═══ DOCUMENT EXTRACT ═══

Mothers Against World of Warcraft
graphics by kevin ryan (kryan at dday dot com)

Mothers Against World of Warcraft

(Excerpted from Rapture For The Geeks, by Richard Dooling.)

Let’s say that the Singularity is really coming, and let’s say it’s powered by Moore’s Law and Kurzweil’s Law of Accelerating Returns. Call the Technological Singularity a cardinal virtue or a fatal flaw: Our reach will always exceed our grasp, and we’ll keep inventing and experimenting, until we invent our way into doom and extinction, or paradise, whichever comes first. Suppose we really are a race of technology addicts on autopilot. Assume the Singularity has all of the going for it. Suppose it’s truly an irresistible force. Are there any immovable objects in its path? Answer: What happens if Moms don’t like the Singularity?

Your lovely wife (may I pretend her name is Wilma?) is your soul mate, mother of your children, keeper of the eternal family flame, sun at the center of the domestic solar system. God couldn’t be everywhere, so He made her. It is her name on the lips and in the hearts of your children. She is the holiest creature in God’s creation. She is the one who can take the place of all others, but whose place no one else can take. “All love begins and ends here,” said Thomas Jefferson, “the keystone in the arch of matrimonial happiness.”

Wilma has but a single flaw: She has no feeling for the Singularity, nor does she care to hear a single Singularitarian word about it. Technology for Wilma means e-mail two or three times a week, exchanging photos of family and friends, a little online shopping, and a little online banking. She has no taste for machine building, conquering World of Warcraft empires, or power programming.

You and Wilma have a 13-year-old son, Will, who deeply resents his mother’s failure to appreciate his vocation in life. To Wilma, son Will is an above average student at Middlebury Middle School, associate editor of the Middlebury Mail student newspaper and member of the chess club (because Wilma forced him to select at least two extracurricular activities other than playing Magic: The Gathering after school). Wilma does not want to hear about her son’s higher calling and how he leads a double life: At the tender age of 13, Will is also a Level 60 Shaman in a World of Warcraft guild named “The League of Pain.”

As Will’s loving father and Wilma’s devoted husband, you have tried to be a peacemaker. You can see Wilma’s point about how she cannot allow Will to spend 12 hours online with only two bathroom breaks and a bag of Cheetos for sustenance. When Wilma’s dad (Will’s grandpa and your father-in-law) was in high school, he was captain of the football team and took second in State in the high dive. Therefore, Wilma’s earliest childhood memories are of her dad playing one sport or another in the backyard with her brothers (steel-cup jocks, one and all). Wilma wants you to teach your son the same valuable life lessons she saw her father impart to her brothers by way of athletics: Competition, teamwork, and profound insights like, “Don’t wait for the ball to come to you, son, go after it!” “Learn from your mistakes!” “You’ve got to want that rebound more than the other guy!”

═══ DATA RECORDS ═══

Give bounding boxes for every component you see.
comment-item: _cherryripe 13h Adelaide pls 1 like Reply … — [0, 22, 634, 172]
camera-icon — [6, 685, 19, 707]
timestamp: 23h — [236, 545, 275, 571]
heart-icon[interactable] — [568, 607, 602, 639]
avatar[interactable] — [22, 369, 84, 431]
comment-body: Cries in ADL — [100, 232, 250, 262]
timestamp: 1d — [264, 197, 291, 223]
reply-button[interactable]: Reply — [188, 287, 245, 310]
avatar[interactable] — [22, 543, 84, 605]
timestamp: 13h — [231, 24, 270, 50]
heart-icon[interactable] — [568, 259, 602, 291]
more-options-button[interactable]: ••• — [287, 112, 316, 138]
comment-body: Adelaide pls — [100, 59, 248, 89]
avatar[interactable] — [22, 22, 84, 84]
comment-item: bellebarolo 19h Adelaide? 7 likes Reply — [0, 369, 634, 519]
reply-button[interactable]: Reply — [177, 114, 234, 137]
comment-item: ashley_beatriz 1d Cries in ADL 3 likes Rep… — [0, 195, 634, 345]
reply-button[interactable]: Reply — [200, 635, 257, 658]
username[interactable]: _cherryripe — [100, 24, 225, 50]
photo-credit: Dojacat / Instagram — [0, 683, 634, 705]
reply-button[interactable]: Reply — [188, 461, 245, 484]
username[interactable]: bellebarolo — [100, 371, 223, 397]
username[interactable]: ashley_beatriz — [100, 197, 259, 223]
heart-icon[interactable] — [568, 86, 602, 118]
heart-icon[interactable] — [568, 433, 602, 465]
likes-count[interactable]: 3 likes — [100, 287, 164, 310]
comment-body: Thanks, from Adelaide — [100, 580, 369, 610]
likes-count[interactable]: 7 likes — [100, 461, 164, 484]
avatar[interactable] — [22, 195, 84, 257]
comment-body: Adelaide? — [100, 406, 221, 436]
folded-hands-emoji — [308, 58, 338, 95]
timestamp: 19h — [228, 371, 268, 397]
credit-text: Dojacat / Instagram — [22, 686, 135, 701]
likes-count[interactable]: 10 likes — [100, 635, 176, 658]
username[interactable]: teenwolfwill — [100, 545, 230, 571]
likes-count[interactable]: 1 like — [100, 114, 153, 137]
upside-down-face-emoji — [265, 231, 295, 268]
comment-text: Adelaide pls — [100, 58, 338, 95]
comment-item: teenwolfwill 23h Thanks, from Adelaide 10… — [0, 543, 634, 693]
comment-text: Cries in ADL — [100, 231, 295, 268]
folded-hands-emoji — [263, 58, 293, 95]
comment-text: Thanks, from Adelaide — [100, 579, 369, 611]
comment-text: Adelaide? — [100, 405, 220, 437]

═══

◆ SHORT TASK 1 ◆
Can you reproduce word for word the stretch of the World of Warcraft excerpt from "Let’s say that" to "like the Singularity?"?
◆ SHORT TASK 2 ◆
How would you put this sentence from the World of Warcraft excerpt into Spanish: "She has no taste for machine building, conquering World of Warcraft empires, or power programming."
Answer from the World of Warcraft excerpt only, not from the records.

◆ TASK OUTPUT 1 ◆
Let’s say that the Singularity is really coming, and let’s say it’s powered by Moore’s Law and Kurzweil’s Law of Accelerating Returns. Call the Technological Singularity a cardinal virtue or a fatal flaw: Our reach will always exceed our grasp, and we’ll keep inventing and experimenting, until we invent our way into doom and extinction, or paradise, whichever comes first. Suppose we really are a race of technology addicts on autopilot. Assume the Singularity has all of the going for it. Suppose it’s truly an irresistible force. Are there any immovable objects in its path? Answer: What happens if Moms don’t like the Singularity?

◆ TASK OUTPUT 2 ◆
No siente ningún gusto por la construcción de máquinas, la conquista de imperios de World of Warcraft ni la programación intensiva.